#### LISTED ENTRIES
* Start *

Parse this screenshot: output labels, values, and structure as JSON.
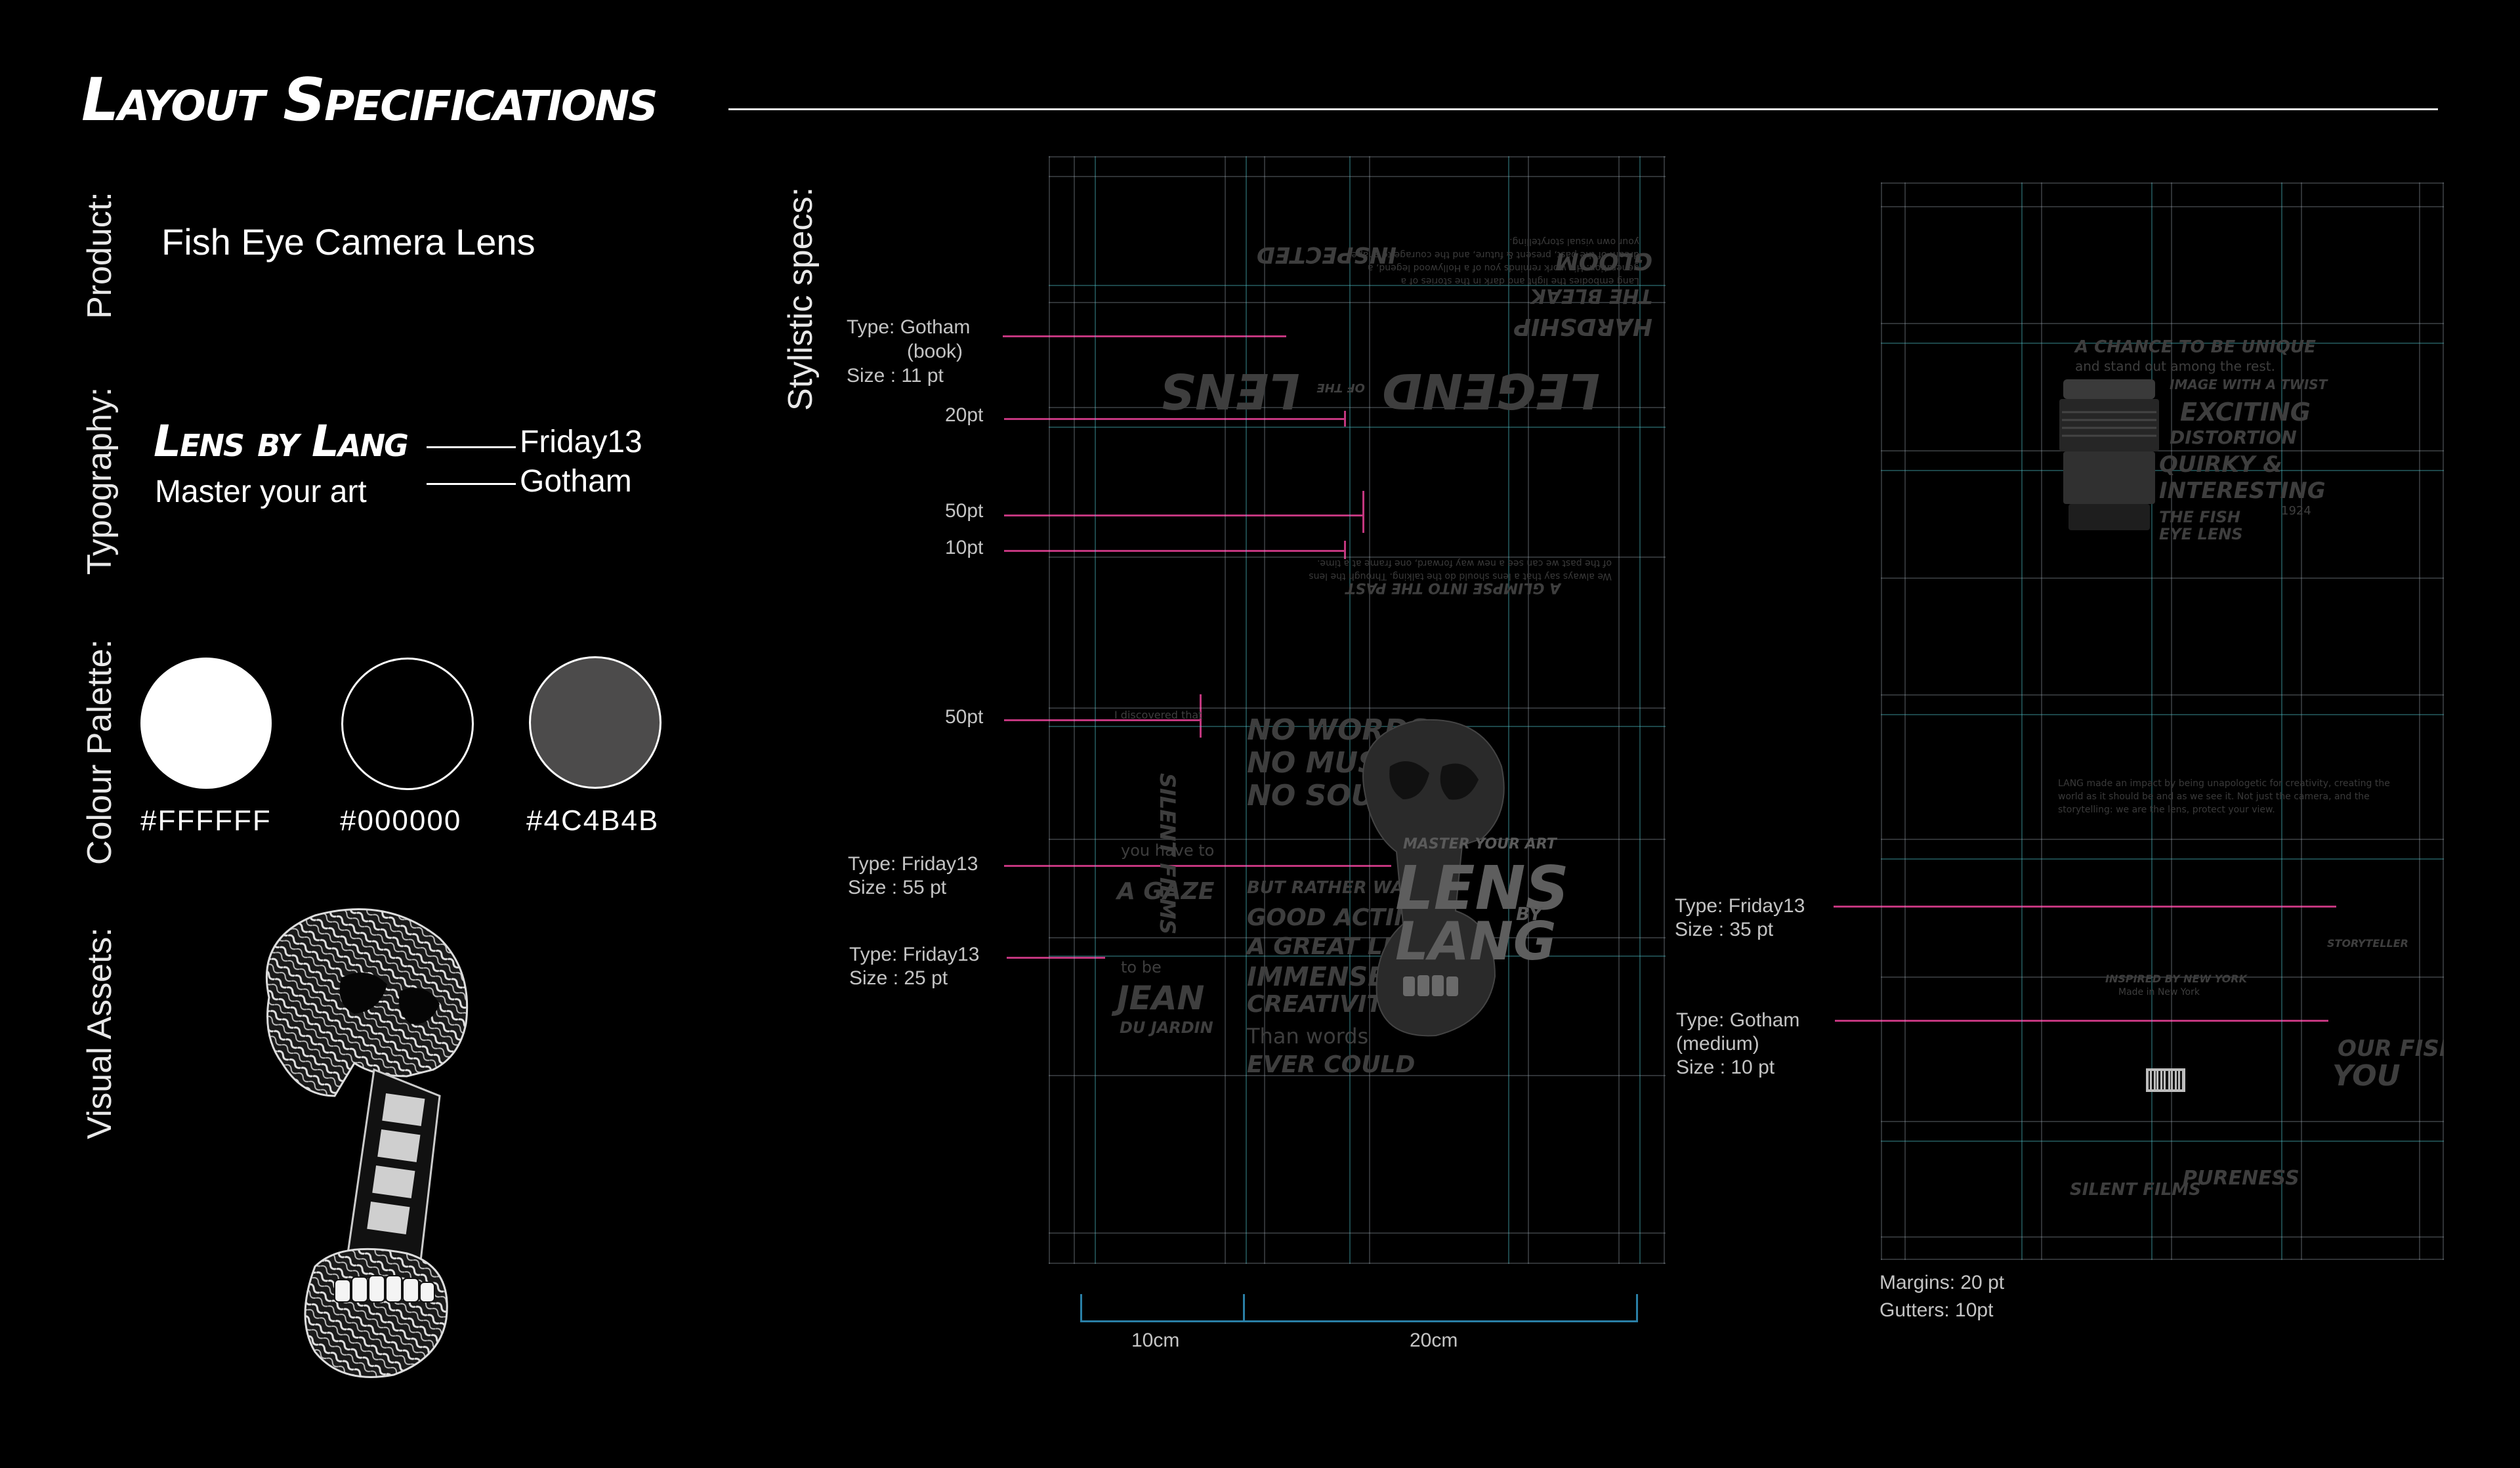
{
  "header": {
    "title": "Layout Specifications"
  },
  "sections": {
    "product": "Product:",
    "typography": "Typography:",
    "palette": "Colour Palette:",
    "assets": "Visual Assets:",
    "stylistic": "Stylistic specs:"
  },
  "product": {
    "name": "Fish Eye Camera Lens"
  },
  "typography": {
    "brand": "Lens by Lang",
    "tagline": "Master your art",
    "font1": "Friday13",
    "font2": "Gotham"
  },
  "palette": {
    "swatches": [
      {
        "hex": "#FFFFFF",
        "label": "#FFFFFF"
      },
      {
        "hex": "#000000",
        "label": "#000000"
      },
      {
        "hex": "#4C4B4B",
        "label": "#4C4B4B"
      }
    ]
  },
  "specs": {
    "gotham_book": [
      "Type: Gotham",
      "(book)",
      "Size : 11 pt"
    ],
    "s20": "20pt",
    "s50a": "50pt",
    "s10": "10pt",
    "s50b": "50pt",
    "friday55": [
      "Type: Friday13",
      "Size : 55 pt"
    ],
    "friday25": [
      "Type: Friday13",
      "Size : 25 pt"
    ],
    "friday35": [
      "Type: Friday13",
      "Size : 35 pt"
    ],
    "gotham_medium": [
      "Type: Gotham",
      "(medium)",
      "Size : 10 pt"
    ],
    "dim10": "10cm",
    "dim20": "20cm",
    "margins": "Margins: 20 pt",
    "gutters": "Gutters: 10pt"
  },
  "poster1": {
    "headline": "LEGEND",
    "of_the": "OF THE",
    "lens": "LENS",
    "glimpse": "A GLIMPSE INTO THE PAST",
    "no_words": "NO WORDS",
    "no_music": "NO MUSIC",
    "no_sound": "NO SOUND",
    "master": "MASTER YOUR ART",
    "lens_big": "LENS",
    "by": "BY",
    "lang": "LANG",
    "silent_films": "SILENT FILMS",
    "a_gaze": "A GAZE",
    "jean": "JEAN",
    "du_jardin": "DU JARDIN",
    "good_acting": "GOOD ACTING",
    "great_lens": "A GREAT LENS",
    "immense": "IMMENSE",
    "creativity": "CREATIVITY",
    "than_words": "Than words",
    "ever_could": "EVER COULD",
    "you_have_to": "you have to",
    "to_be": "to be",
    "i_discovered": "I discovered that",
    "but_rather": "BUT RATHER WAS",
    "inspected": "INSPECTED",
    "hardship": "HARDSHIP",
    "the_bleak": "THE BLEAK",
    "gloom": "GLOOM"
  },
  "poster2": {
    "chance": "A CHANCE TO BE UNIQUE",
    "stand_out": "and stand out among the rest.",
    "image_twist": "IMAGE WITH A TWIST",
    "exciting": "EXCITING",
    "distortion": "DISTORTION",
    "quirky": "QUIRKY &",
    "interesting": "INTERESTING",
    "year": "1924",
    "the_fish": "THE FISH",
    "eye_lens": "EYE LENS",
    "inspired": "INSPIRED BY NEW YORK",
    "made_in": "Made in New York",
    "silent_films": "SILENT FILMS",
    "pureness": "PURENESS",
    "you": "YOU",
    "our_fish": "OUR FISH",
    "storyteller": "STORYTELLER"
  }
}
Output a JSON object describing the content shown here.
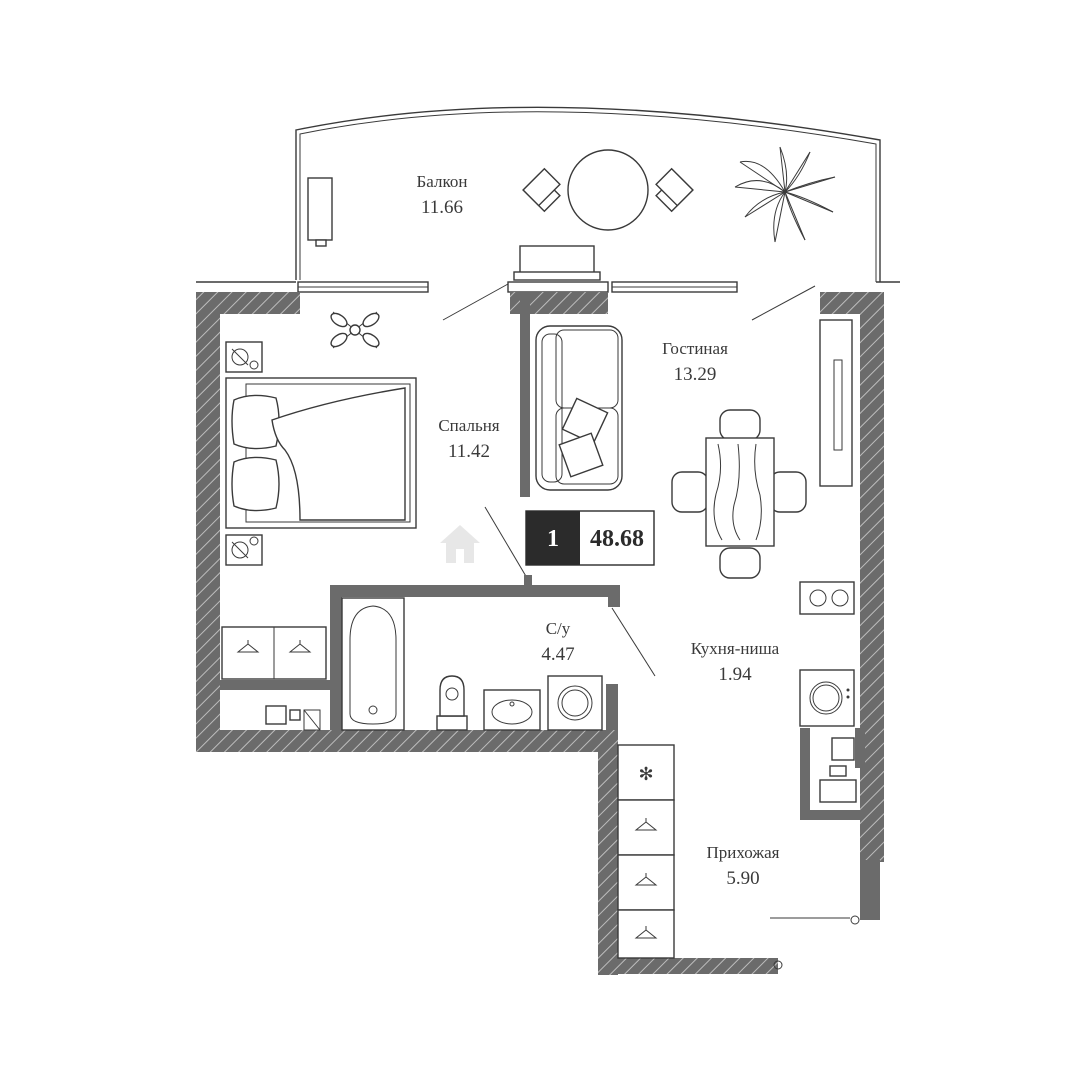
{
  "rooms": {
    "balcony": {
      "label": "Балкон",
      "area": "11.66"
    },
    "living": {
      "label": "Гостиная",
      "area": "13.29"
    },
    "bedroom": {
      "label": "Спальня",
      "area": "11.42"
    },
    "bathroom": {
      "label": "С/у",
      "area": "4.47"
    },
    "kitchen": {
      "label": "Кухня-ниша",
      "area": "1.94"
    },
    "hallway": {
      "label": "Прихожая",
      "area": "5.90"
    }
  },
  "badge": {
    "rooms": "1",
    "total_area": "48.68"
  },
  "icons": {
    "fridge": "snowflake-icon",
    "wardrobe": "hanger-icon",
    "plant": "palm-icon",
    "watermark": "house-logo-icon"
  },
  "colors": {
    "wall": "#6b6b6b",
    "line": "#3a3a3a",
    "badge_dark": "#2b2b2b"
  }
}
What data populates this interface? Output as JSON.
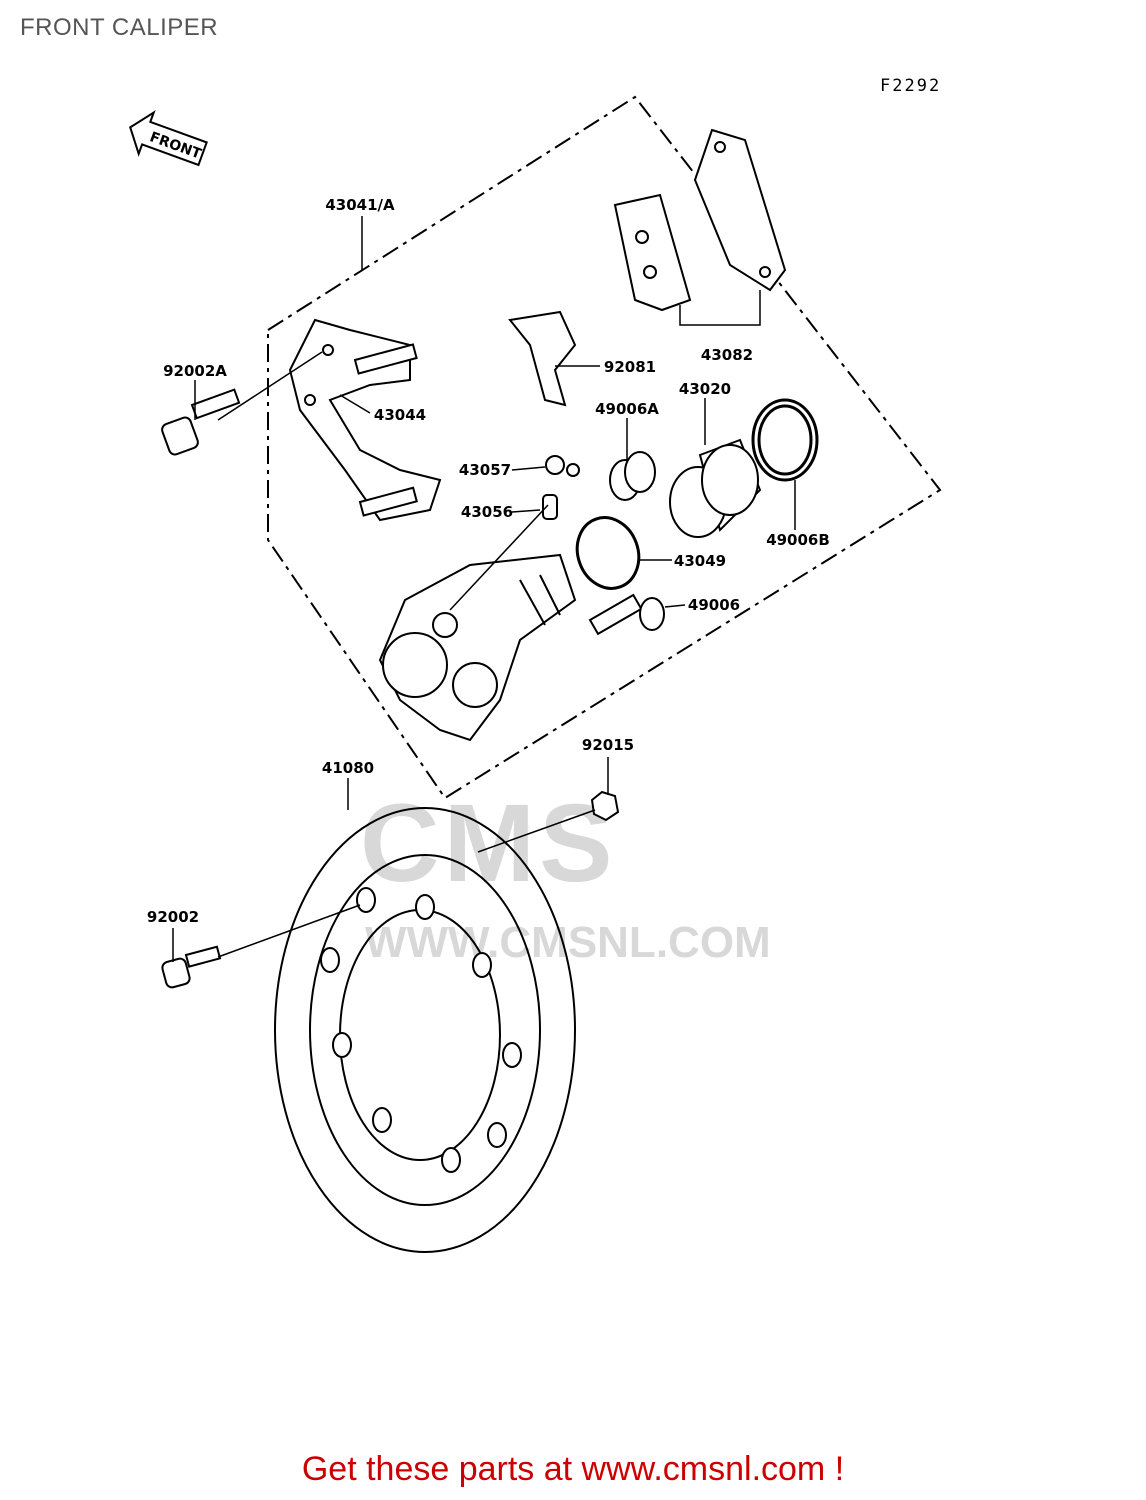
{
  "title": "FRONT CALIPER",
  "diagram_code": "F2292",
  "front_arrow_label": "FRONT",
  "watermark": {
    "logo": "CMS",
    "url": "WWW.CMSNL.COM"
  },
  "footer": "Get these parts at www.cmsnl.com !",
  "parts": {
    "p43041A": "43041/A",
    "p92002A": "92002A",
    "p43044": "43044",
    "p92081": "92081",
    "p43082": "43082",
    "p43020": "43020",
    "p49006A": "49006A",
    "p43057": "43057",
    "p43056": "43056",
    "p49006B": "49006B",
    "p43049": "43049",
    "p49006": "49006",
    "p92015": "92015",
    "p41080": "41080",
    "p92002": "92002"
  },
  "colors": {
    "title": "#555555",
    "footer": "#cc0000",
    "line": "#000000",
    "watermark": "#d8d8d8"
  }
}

* End *

#### WHAT THE EXERCISE ASKS
Select all lines with the word "Size" from the entries above.

#### WRITTEN RESPONSE
      "Size : 11 pt"
      "Size : 55 pt"
      "Size : 25 pt"
      "Size : 35 pt"
      "Size : 10 pt"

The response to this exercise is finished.